→ **Exercise instructions**
Return the full material exactly.
★ ★ ★ ★ ★ ★ ★
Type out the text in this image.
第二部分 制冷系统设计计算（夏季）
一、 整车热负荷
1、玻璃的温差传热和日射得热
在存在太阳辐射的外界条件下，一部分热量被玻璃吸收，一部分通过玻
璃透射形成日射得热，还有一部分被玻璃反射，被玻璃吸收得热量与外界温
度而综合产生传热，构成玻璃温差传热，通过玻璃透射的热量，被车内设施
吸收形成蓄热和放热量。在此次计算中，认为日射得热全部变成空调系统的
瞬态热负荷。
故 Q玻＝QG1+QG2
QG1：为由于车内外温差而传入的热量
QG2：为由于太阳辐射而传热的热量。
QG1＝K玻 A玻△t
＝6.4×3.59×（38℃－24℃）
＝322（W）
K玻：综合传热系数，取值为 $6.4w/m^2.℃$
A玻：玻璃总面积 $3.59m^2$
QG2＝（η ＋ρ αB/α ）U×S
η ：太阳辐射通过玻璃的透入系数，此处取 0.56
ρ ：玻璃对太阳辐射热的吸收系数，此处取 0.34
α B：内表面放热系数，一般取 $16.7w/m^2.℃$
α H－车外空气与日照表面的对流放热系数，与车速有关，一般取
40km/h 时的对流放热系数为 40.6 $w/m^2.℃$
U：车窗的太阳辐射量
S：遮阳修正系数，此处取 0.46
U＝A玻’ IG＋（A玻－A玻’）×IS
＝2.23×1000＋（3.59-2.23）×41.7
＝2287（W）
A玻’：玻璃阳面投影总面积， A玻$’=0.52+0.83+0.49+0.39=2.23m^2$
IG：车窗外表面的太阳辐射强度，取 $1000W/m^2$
★ ★ ★ ★ ★ ★ ★
→ **Solution to this task**
Type out the text in this image.
第二部分 制冷系统设计计算（夏季）
一、 整车热负荷
1、玻璃的温差传热和日射得热
在存在太阳辐射的外界条件下，一部分热量被玻璃吸收，一部分通过玻
璃透射形成日射得热，还有一部分被玻璃反射，被玻璃吸收得热量与外界温
度而综合产生传热，构成玻璃温差传热，通过玻璃透射的热量，被车内设施
吸收形成蓄热和放热量。在此次计算中，认为日射得热全部变成空调系统的
瞬态热负荷。
故 Q玻＝QG1+QG2
QG1：为由于车内外温差而传入的热量
QG2：为由于太阳辐射而传热的热量。
QG1＝K玻 A玻△t
＝6.4×3.59×（38℃－24℃）
＝322（W）
K玻：综合传热系数，取值为 $6.4w/m^2.℃$
A玻：玻璃总面积 $3.59m^2$
QG2＝（η ＋ρ αB/α ）U×S
η ：太阳辐射通过玻璃的透入系数，此处取 0.56
ρ ：玻璃对太阳辐射热的吸收系数，此处取 0.34
α B：内表面放热系数，一般取 $16.7w/m^2.℃$
α H－车外空气与日照表面的对流放热系数，与车速有关，一般取
40km/h 时的对流放热系数为 40.6 $w/m^2.℃$
U：车窗的太阳辐射量
S：遮阳修正系数，此处取 0.46
U＝A玻’ IG＋（A玻－A玻’）×IS
＝2.23×1000＋（3.59-2.23）×41.7
＝2287（W）
A玻’：玻璃阳面投影总面积， A玻$’=0.52+0.83+0.49+0.39=2.23m^2$
IG：车窗外表面的太阳辐射强度，取 $1000W/m^2$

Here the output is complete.